Aim of the exercise »
Copy out the records in full, word for word, without pictures.

═════ Entries ═════

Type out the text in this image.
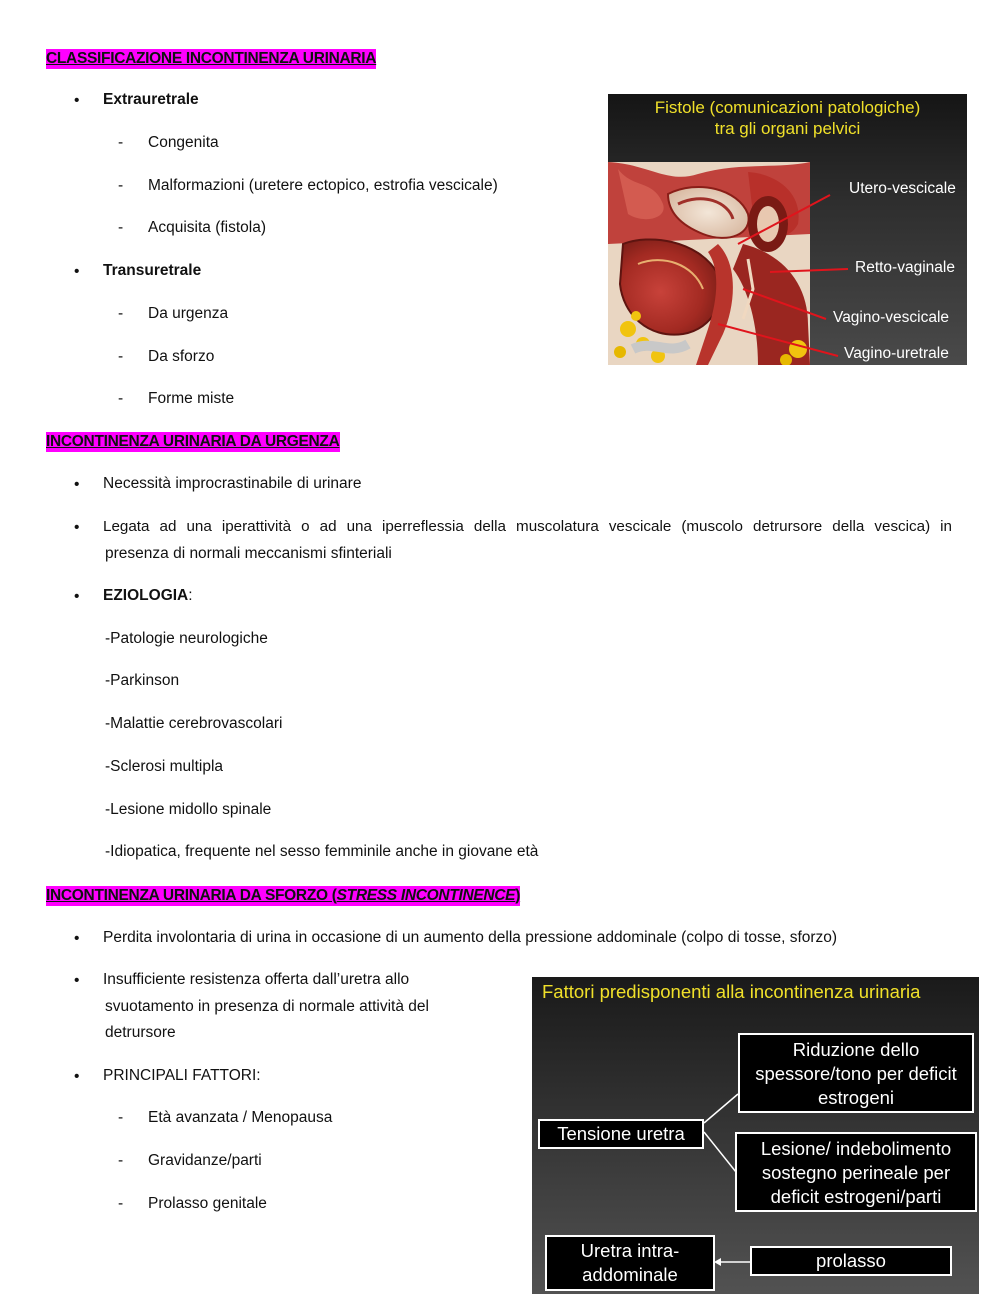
CLASSIFICAZIONE INCONTINENZA URINARIA
• Extrauretrale
- Congenita
- Malformazioni (uretere ectopico, estrofia vescicale)
- Acquisita (fistola)
• Transuretrale
- Da urgenza
- Da sforzo
- Forme miste
Fistole (comunicazioni patologiche)
tra gli organi pelvici
Utero-vescicale
Retto-vaginale
Vagino-vescicale
Vagino-uretrale
INCONTINENZA URINARIA DA URGENZA
• Necessità improcrastinabile di urinare
• Legata ad una iperattività o ad una iperreflessia della muscolatura vescicale (muscolo detrursore della vescica) in
presenza di normali meccanismi sfinteriali
• EZIOLOGIA:
-Patologie neurologiche
-Parkinson
-Malattie cerebrovascolari
-Sclerosi multipla
-Lesione midollo spinale
-Idiopatica, frequente nel sesso femminile anche in giovane età
INCONTINENZA URINARIA DA SFORZO (STRESS INCONTINENCE)
• Perdita involontaria di urina in occasione di un aumento della pressione addominale (colpo di tosse, sforzo)
• Insufficiente resistenza offerta dall’uretra allo
svuotamento in presenza di normale attività del
detrursore
• PRINCIPALI FATTORI:
- Età avanzata / Menopausa
- Gravidanze/parti
- Prolasso genitale
Fattori predisponenti alla incontinenza urinaria
Riduzione dello
spessore/tono per deficit
estrogeni
Tensione uretra
Lesione/ indebolimento
sostegno perineale per
deficit estrogeni/parti
Uretra intra-
addominale
prolasso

═════

Solution to the exercise »
Type out the text in this image.
CLASSIFICAZIONE INCONTINENZA URINARIA
• Extrauretrale
- Congenita
- Malformazioni (uretere ectopico, estrofia vescicale)
- Acquisita (fistola)
• Transuretrale
- Da urgenza
- Da sforzo
- Forme miste
Fistole (comunicazioni patologiche)
tra gli organi pelvici
Utero-vescicale
Retto-vaginale
Vagino-vescicale
Vagino-uretrale
INCONTINENZA URINARIA DA URGENZA
• Necessità improcrastinabile di urinare
• Legata ad una iperattività o ad una iperreflessia della muscolatura vescicale (muscolo detrursore della vescica) in
presenza di normali meccanismi sfinteriali
• EZIOLOGIA:
-Patologie neurologiche
-Parkinson
-Malattie cerebrovascolari
-Sclerosi multipla
-Lesione midollo spinale
-Idiopatica, frequente nel sesso femminile anche in giovane età
INCONTINENZA URINARIA DA SFORZO (STRESS INCONTINENCE)
• Perdita involontaria di urina in occasione di un aumento della pressione addominale (colpo di tosse, sforzo)
• Insufficiente resistenza offerta dall’uretra allo
svuotamento in presenza di normale attività del
detrursore
• PRINCIPALI FATTORI:
- Età avanzata / Menopausa
- Gravidanze/parti
- Prolasso genitale
Fattori predisponenti alla incontinenza urinaria
Riduzione dello
spessore/tono per deficit
estrogeni
Tensione uretra
Lesione/ indebolimento
sostegno perineale per
deficit estrogeni/parti
Uretra intra-
addominale
prolasso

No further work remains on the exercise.